** Start **

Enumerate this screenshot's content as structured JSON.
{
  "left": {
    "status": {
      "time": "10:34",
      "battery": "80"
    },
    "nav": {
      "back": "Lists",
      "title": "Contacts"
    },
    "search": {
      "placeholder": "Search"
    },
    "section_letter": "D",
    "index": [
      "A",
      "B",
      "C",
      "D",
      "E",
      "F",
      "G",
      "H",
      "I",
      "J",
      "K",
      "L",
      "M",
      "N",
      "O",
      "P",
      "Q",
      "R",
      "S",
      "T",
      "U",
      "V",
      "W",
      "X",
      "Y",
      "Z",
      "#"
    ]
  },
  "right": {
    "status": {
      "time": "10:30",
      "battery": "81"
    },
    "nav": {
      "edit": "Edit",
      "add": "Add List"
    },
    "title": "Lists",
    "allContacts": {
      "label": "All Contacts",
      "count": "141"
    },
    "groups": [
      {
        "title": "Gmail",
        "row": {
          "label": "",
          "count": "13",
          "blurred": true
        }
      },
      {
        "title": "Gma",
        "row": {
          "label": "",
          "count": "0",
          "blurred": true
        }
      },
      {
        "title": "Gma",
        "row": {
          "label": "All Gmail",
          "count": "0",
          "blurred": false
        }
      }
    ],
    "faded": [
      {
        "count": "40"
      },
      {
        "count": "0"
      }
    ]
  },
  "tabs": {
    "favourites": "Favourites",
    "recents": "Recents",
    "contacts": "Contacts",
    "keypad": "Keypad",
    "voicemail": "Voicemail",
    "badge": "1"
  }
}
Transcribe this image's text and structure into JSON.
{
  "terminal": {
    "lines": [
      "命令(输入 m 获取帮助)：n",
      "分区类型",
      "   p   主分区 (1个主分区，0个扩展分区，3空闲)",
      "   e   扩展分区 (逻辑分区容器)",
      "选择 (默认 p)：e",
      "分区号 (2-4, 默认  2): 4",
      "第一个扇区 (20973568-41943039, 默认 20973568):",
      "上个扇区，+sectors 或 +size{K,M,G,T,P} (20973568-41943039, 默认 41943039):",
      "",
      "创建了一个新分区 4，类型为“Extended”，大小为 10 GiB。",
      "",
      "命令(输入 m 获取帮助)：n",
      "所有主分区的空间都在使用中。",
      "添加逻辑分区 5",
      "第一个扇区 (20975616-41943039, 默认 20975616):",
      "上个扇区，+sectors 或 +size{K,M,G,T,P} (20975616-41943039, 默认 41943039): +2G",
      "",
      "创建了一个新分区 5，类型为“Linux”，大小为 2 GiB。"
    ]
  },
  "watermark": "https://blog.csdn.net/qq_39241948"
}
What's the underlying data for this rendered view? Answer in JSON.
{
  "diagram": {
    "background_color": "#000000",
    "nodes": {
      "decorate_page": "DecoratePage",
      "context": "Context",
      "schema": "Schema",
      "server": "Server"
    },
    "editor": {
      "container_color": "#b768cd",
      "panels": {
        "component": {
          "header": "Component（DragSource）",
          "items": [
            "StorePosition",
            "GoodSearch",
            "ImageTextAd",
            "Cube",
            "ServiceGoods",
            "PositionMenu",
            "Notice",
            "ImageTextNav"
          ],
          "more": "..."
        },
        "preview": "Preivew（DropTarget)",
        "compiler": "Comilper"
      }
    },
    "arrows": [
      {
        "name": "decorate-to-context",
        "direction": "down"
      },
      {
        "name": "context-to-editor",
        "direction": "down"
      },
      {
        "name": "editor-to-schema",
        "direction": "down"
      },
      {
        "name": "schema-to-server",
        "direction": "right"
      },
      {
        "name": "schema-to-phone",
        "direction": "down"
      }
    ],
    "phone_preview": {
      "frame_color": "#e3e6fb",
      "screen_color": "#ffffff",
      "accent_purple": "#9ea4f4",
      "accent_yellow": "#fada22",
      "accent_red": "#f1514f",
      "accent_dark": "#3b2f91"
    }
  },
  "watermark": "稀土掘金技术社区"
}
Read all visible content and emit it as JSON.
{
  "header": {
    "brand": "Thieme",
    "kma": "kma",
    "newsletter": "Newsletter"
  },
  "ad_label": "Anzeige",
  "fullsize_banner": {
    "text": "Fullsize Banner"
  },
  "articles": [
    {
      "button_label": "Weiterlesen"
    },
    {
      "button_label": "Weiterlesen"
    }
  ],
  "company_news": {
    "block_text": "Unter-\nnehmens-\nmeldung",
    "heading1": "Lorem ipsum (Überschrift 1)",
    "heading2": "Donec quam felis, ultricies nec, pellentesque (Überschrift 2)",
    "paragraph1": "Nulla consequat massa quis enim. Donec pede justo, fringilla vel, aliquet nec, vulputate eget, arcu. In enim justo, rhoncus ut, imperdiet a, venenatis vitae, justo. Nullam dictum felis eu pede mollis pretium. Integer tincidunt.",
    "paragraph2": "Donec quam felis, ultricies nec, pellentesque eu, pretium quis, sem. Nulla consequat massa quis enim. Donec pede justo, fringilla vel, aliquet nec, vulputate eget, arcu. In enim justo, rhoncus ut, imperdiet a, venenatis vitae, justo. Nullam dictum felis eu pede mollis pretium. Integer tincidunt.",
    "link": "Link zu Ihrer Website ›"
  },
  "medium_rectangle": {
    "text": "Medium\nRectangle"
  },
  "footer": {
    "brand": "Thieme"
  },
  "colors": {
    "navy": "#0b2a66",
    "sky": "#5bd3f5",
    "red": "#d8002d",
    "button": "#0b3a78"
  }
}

** End **

Give an exact repetition of all the material.

Enumerate this screenshot's content as structured JSON.
{
  "left": {
    "status": {
      "time": "10:34",
      "battery": "80"
    },
    "nav": {
      "back": "Lists",
      "title": "Contacts"
    },
    "search": {
      "placeholder": "Search"
    },
    "section_letter": "D",
    "index": [
      "A",
      "B",
      "C",
      "D",
      "E",
      "F",
      "G",
      "H",
      "I",
      "J",
      "K",
      "L",
      "M",
      "N",
      "O",
      "P",
      "Q",
      "R",
      "S",
      "T",
      "U",
      "V",
      "W",
      "X",
      "Y",
      "Z",
      "#"
    ]
  },
  "right": {
    "status": {
      "time": "10:30",
      "battery": "81"
    },
    "nav": {
      "edit": "Edit",
      "add": "Add List"
    },
    "title": "Lists",
    "allContacts": {
      "label": "All Contacts",
      "count": "141"
    },
    "groups": [
      {
        "title": "Gmail",
        "row": {
          "label": "",
          "count": "13",
          "blurred": true
        }
      },
      {
        "title": "Gma",
        "row": {
          "label": "",
          "count": "0",
          "blurred": true
        }
      },
      {
        "title": "Gma",
        "row": {
          "label": "All Gmail",
          "count": "0",
          "blurred": false
        }
      }
    ],
    "faded": [
      {
        "count": "40"
      },
      {
        "count": "0"
      }
    ]
  },
  "tabs": {
    "favourites": "Favourites",
    "recents": "Recents",
    "contacts": "Contacts",
    "keypad": "Keypad",
    "voicemail": "Voicemail",
    "badge": "1"
  }
}
Transcribe this image's text and structure into JSON.
{
  "terminal": {
    "lines": [
      "命令(输入 m 获取帮助)：n",
      "分区类型",
      "   p   主分区 (1个主分区，0个扩展分区，3空闲)",
      "   e   扩展分区 (逻辑分区容器)",
      "选择 (默认 p)：e",
      "分区号 (2-4, 默认  2): 4",
      "第一个扇区 (20973568-41943039, 默认 20973568):",
      "上个扇区，+sectors 或 +size{K,M,G,T,P} (20973568-41943039, 默认 41943039):",
      "",
      "创建了一个新分区 4，类型为“Extended”，大小为 10 GiB。",
      "",
      "命令(输入 m 获取帮助)：n",
      "所有主分区的空间都在使用中。",
      "添加逻辑分区 5",
      "第一个扇区 (20975616-41943039, 默认 20975616):",
      "上个扇区，+sectors 或 +size{K,M,G,T,P} (20975616-41943039, 默认 41943039): +2G",
      "",
      "创建了一个新分区 5，类型为“Linux”，大小为 2 GiB。"
    ]
  },
  "watermark": "https://blog.csdn.net/qq_39241948"
}
What's the underlying data for this rendered view? Answer in JSON.
{
  "diagram": {
    "background_color": "#000000",
    "nodes": {
      "decorate_page": "DecoratePage",
      "context": "Context",
      "schema": "Schema",
      "server": "Server"
    },
    "editor": {
      "container_color": "#b768cd",
      "panels": {
        "component": {
          "header": "Component（DragSource）",
          "items": [
            "StorePosition",
            "GoodSearch",
            "ImageTextAd",
            "Cube",
            "ServiceGoods",
            "PositionMenu",
            "Notice",
            "ImageTextNav"
          ],
          "more": "..."
        },
        "preview": "Preivew（DropTarget)",
        "compiler": "Comilper"
      }
    },
    "arrows": [
      {
        "name": "decorate-to-context",
        "direction": "down"
      },
      {
        "name": "context-to-editor",
        "direction": "down"
      },
      {
        "name": "editor-to-schema",
        "direction": "down"
      },
      {
        "name": "schema-to-server",
        "direction": "right"
      },
      {
        "name": "schema-to-phone",
        "direction": "down"
      }
    ],
    "phone_preview": {
      "frame_color": "#e3e6fb",
      "screen_color": "#ffffff",
      "accent_purple": "#9ea4f4",
      "accent_yellow": "#fada22",
      "accent_red": "#f1514f",
      "accent_dark": "#3b2f91"
    }
  },
  "watermark": "稀土掘金技术社区"
}
Read all visible content and emit it as JSON.
{
  "header": {
    "brand": "Thieme",
    "kma": "kma",
    "newsletter": "Newsletter"
  },
  "ad_label": "Anzeige",
  "fullsize_banner": {
    "text": "Fullsize Banner"
  },
  "articles": [
    {
      "button_label": "Weiterlesen"
    },
    {
      "button_label": "Weiterlesen"
    }
  ],
  "company_news": {
    "block_text": "Unter-\nnehmens-\nmeldung",
    "heading1": "Lorem ipsum (Überschrift 1)",
    "heading2": "Donec quam felis, ultricies nec, pellentesque (Überschrift 2)",
    "paragraph1": "Nulla consequat massa quis enim. Donec pede justo, fringilla vel, aliquet nec, vulputate eget, arcu. In enim justo, rhoncus ut, imperdiet a, venenatis vitae, justo. Nullam dictum felis eu pede mollis pretium. Integer tincidunt.",
    "paragraph2": "Donec quam felis, ultricies nec, pellentesque eu, pretium quis, sem. Nulla consequat massa quis enim. Donec pede justo, fringilla vel, aliquet nec, vulputate eget, arcu. In enim justo, rhoncus ut, imperdiet a, venenatis vitae, justo. Nullam dictum felis eu pede mollis pretium. Integer tincidunt.",
    "link": "Link zu Ihrer Website ›"
  },
  "medium_rectangle": {
    "text": "Medium\nRectangle"
  },
  "footer": {
    "brand": "Thieme"
  },
  "colors": {
    "navy": "#0b2a66",
    "sky": "#5bd3f5",
    "red": "#d8002d",
    "button": "#0b3a78"
  }
}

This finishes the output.